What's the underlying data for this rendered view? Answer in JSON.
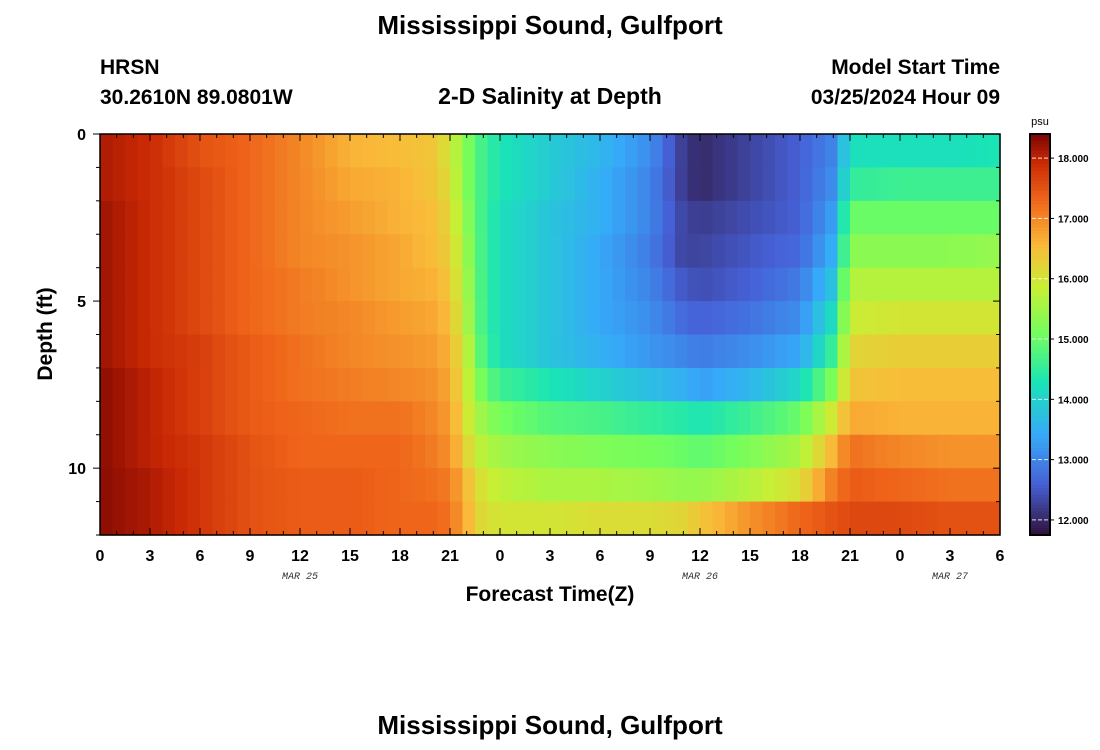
{
  "header": {
    "title": "Mississippi Sound, Gulfport",
    "station_code": "HRSN",
    "coordinates": "30.2610N  89.0801W",
    "plot_title": "2-D Salinity at Depth",
    "model_start_label": "Model Start Time",
    "model_start_value": "03/25/2024 Hour 09"
  },
  "footer": {
    "title": "Mississippi Sound, Gulfport"
  },
  "chart_data": {
    "type": "heatmap",
    "title": "2-D Salinity at Depth",
    "xlabel": "Forecast Time(Z)",
    "ylabel": "Depth (ft)",
    "x_ticks": [
      "0",
      "3",
      "6",
      "9",
      "12",
      "15",
      "18",
      "21",
      "0",
      "3",
      "6",
      "9",
      "12",
      "15",
      "18",
      "21",
      "0",
      "3",
      "6"
    ],
    "date_labels": [
      {
        "label": "MAR 25",
        "at_hour": 12
      },
      {
        "label": "MAR 26",
        "at_hour": 36
      },
      {
        "label": "MAR 27",
        "at_hour": 51
      }
    ],
    "xlim_hours": [
      0,
      54
    ],
    "y_ticks": [
      "0",
      "5",
      "10"
    ],
    "ylim_ft": [
      0,
      12
    ],
    "invert_y": true,
    "colorbar": {
      "unit": "psu",
      "range": [
        11.75,
        18.4
      ],
      "ticks": [
        "18.000",
        "17.000",
        "16.000",
        "15.000",
        "14.000",
        "13.000",
        "12.000"
      ],
      "tick_values": [
        18,
        17,
        16,
        15,
        14,
        13,
        12
      ]
    },
    "depth_levels_ft": [
      0.5,
      1.5,
      2.5,
      3.5,
      4.5,
      5.5,
      6.5,
      7.5,
      8.5,
      9.5,
      10.5,
      11.5
    ],
    "hours": [
      0,
      3,
      6,
      9,
      12,
      15,
      18,
      20,
      21,
      22,
      23,
      24,
      27,
      30,
      33,
      35,
      36,
      39,
      42,
      44,
      45,
      48,
      51,
      54
    ],
    "salinity_psu": [
      [
        18.1,
        17.9,
        17.5,
        17.3,
        17.0,
        16.6,
        16.5,
        16.4,
        16.0,
        15.2,
        14.6,
        14.3,
        13.9,
        13.6,
        13.1,
        12.2,
        12.0,
        12.3,
        12.6,
        13.0,
        14.2,
        14.2,
        14.2,
        14.3
      ],
      [
        18.1,
        17.9,
        17.6,
        17.3,
        17.0,
        16.7,
        16.6,
        16.4,
        16.1,
        15.2,
        14.6,
        14.3,
        13.9,
        13.5,
        13.0,
        12.2,
        12.0,
        12.3,
        12.6,
        13.1,
        14.5,
        14.6,
        14.6,
        14.6
      ],
      [
        18.2,
        17.9,
        17.6,
        17.3,
        17.0,
        16.8,
        16.6,
        16.5,
        16.2,
        15.3,
        14.6,
        14.2,
        13.8,
        13.5,
        13.0,
        12.3,
        12.2,
        12.4,
        12.6,
        13.3,
        15.0,
        15.0,
        15.0,
        15.0
      ],
      [
        18.2,
        17.9,
        17.6,
        17.3,
        17.0,
        16.9,
        16.7,
        16.5,
        16.3,
        15.4,
        14.6,
        14.2,
        13.8,
        13.4,
        12.9,
        12.3,
        12.3,
        12.5,
        12.7,
        13.5,
        15.3,
        15.3,
        15.3,
        15.4
      ],
      [
        18.2,
        17.9,
        17.6,
        17.3,
        17.1,
        16.9,
        16.7,
        16.6,
        16.4,
        15.5,
        14.6,
        14.2,
        13.8,
        13.4,
        13.0,
        12.5,
        12.4,
        12.6,
        12.9,
        13.8,
        15.7,
        15.7,
        15.7,
        15.7
      ],
      [
        18.2,
        17.9,
        17.6,
        17.3,
        17.1,
        17.0,
        16.8,
        16.7,
        16.5,
        15.6,
        14.6,
        14.2,
        13.8,
        13.4,
        13.1,
        12.7,
        12.6,
        12.8,
        13.1,
        14.2,
        15.9,
        16.0,
        16.0,
        16.0
      ],
      [
        18.2,
        17.9,
        17.7,
        17.4,
        17.2,
        17.0,
        16.9,
        16.8,
        16.6,
        15.8,
        14.7,
        14.2,
        13.8,
        13.5,
        13.2,
        13.0,
        12.9,
        13.1,
        13.4,
        14.6,
        16.2,
        16.3,
        16.3,
        16.3
      ],
      [
        18.3,
        18.0,
        17.7,
        17.4,
        17.2,
        17.1,
        17.0,
        16.9,
        16.7,
        15.9,
        15.0,
        14.6,
        14.3,
        14.0,
        13.7,
        13.5,
        13.3,
        13.6,
        14.1,
        15.2,
        16.4,
        16.5,
        16.5,
        16.5
      ],
      [
        18.3,
        18.0,
        17.7,
        17.4,
        17.3,
        17.2,
        17.2,
        17.0,
        16.8,
        16.0,
        15.4,
        15.1,
        14.8,
        14.7,
        14.5,
        14.4,
        14.3,
        14.6,
        15.0,
        16.0,
        16.7,
        16.6,
        16.6,
        16.6
      ],
      [
        18.3,
        18.0,
        17.8,
        17.5,
        17.3,
        17.3,
        17.3,
        17.1,
        16.9,
        16.2,
        15.7,
        15.5,
        15.3,
        15.2,
        15.1,
        15.0,
        14.9,
        15.2,
        15.6,
        16.6,
        17.2,
        17.0,
        16.9,
        16.9
      ],
      [
        18.3,
        18.1,
        17.8,
        17.5,
        17.4,
        17.4,
        17.3,
        17.2,
        17.1,
        16.5,
        16.0,
        15.8,
        15.6,
        15.6,
        15.5,
        15.4,
        15.4,
        15.7,
        16.1,
        17.1,
        17.4,
        17.3,
        17.2,
        17.2
      ],
      [
        18.3,
        18.1,
        17.8,
        17.5,
        17.4,
        17.4,
        17.3,
        17.3,
        17.2,
        16.6,
        16.1,
        16.0,
        16.0,
        16.1,
        16.1,
        16.2,
        16.4,
        16.9,
        17.3,
        17.5,
        17.6,
        17.6,
        17.5,
        17.5
      ]
    ]
  }
}
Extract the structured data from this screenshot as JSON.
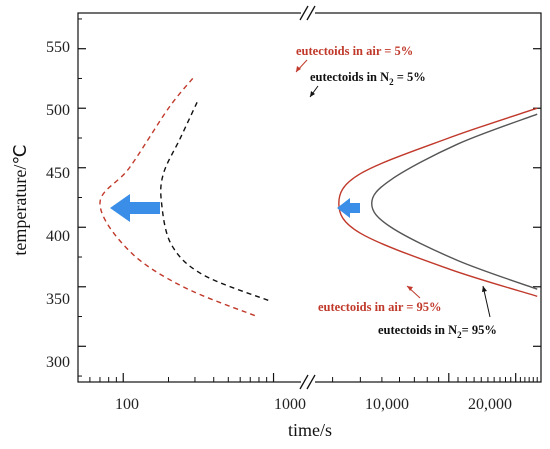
{
  "chart_data": {
    "type": "line",
    "title": "",
    "xlabel": "time/s",
    "ylabel": "temperature/℃",
    "xscale": "log, broken axis",
    "x_ticks": [
      "100",
      "1000",
      "10,000",
      "20,000"
    ],
    "ylim": [
      270,
      580
    ],
    "y_ticks": [
      "300",
      "350",
      "400",
      "450",
      "500",
      "550"
    ],
    "grid": false,
    "legend": "none",
    "series": [
      {
        "key": "air5",
        "name": "eutectoids in air = 5%",
        "color": "#c0392b",
        "style": "dashed",
        "points": [
          [
            290,
            525
          ],
          [
            200,
            500
          ],
          [
            110,
            450
          ],
          [
            70,
            420
          ],
          [
            110,
            380
          ],
          [
            250,
            350
          ],
          [
            780,
            325
          ]
        ]
      },
      {
        "key": "n25",
        "name": "eutectoids in N₂ = 5%",
        "color": "#111111",
        "style": "dashed",
        "points": [
          [
            310,
            505
          ],
          [
            240,
            475
          ],
          [
            185,
            445
          ],
          [
            180,
            420
          ],
          [
            210,
            385
          ],
          [
            340,
            360
          ],
          [
            950,
            338
          ]
        ]
      },
      {
        "key": "air95",
        "name": "eutectoids in air = 95%",
        "color": "#c0392b",
        "style": "solid",
        "points": [
          [
            25000,
            500
          ],
          [
            10000,
            475
          ],
          [
            4000,
            445
          ],
          [
            3200,
            420
          ],
          [
            4000,
            395
          ],
          [
            10000,
            365
          ],
          [
            25000,
            342
          ]
        ]
      },
      {
        "key": "n295",
        "name": "eutectoids in N₂ = 95%",
        "color": "#555555",
        "style": "solid",
        "points": [
          [
            25000,
            495
          ],
          [
            11000,
            470
          ],
          [
            5500,
            440
          ],
          [
            4500,
            420
          ],
          [
            5500,
            400
          ],
          [
            11000,
            372
          ],
          [
            25000,
            348
          ]
        ]
      }
    ],
    "annotations": {
      "air5": {
        "text": "eutectoids in air = 5%",
        "color": "#c0392b"
      },
      "n25": {
        "prefix": "eutectoids in N",
        "sub": "2",
        "suffix": " = 5%",
        "color": "#111111"
      },
      "air95": {
        "text": "eutectoids in air = 95%",
        "color": "#c0392b"
      },
      "n295": {
        "prefix": "eutectoids in  N",
        "sub": "2",
        "suffix": "= 95%",
        "color": "#111111"
      }
    },
    "arrow_color": "#3b8ee8"
  }
}
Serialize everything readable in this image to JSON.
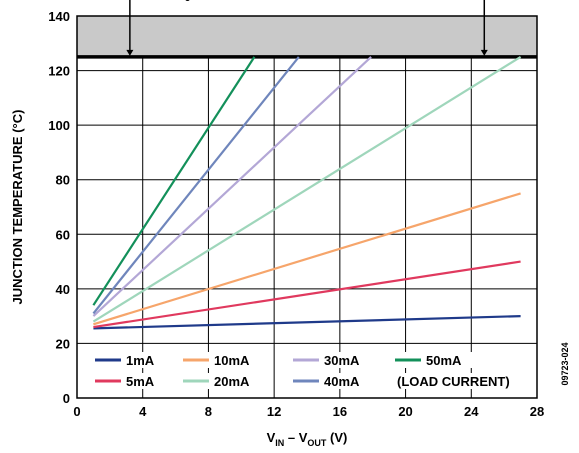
{
  "chart_data": {
    "type": "line",
    "xlabel": {
      "main": "V",
      "sub1": "IN",
      "mid": " – V",
      "sub2": "OUT",
      "end": " (V)"
    },
    "ylabel": "JUNCTION TEMPERATURE (°C)",
    "xlim": [
      0,
      28
    ],
    "ylim": [
      0,
      140
    ],
    "x_ticks": [
      "0",
      "4",
      "8",
      "12",
      "16",
      "20",
      "24",
      "28"
    ],
    "y_ticks": [
      "0",
      "20",
      "40",
      "60",
      "80",
      "100",
      "120",
      "140"
    ],
    "grid": true,
    "limit_band": {
      "y_from": 125,
      "y_to": 140,
      "label_main": "MAX T",
      "label_sub": "J",
      "label_rest": " (DO NOT OPERATE ABOVE THIS POINT)"
    },
    "legend_note": "(LOAD CURRENT)",
    "figure_id": "09723-024",
    "series": [
      {
        "name": "1mA",
        "color": "#1f3a8a",
        "x": [
          1,
          27
        ],
        "y": [
          25.5,
          30
        ]
      },
      {
        "name": "5mA",
        "color": "#e0395e",
        "x": [
          1,
          27
        ],
        "y": [
          26,
          50
        ]
      },
      {
        "name": "10mA",
        "color": "#f6a56b",
        "x": [
          1,
          27
        ],
        "y": [
          27,
          75
        ]
      },
      {
        "name": "20mA",
        "color": "#9fd6bb",
        "x": [
          1,
          27
        ],
        "y": [
          28,
          125
        ]
      },
      {
        "name": "30mA",
        "color": "#b3a7d6",
        "x": [
          1,
          17.9
        ],
        "y": [
          30,
          125
        ]
      },
      {
        "name": "40mA",
        "color": "#6f86bc",
        "x": [
          1,
          13.5
        ],
        "y": [
          31,
          125
        ]
      },
      {
        "name": "50mA",
        "color": "#13905a",
        "x": [
          1,
          10.8
        ],
        "y": [
          34,
          125
        ]
      }
    ],
    "legend_layout": [
      [
        "1mA",
        "10mA",
        "30mA",
        "50mA"
      ],
      [
        "5mA",
        "20mA",
        "40mA"
      ]
    ]
  }
}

**Written problem**
List all lines in the material containing the string "Sound".

**The reply**
    "title": "Mississippi Sound, Gulfport",
    "title": "Mississippi Sound, Gulfport"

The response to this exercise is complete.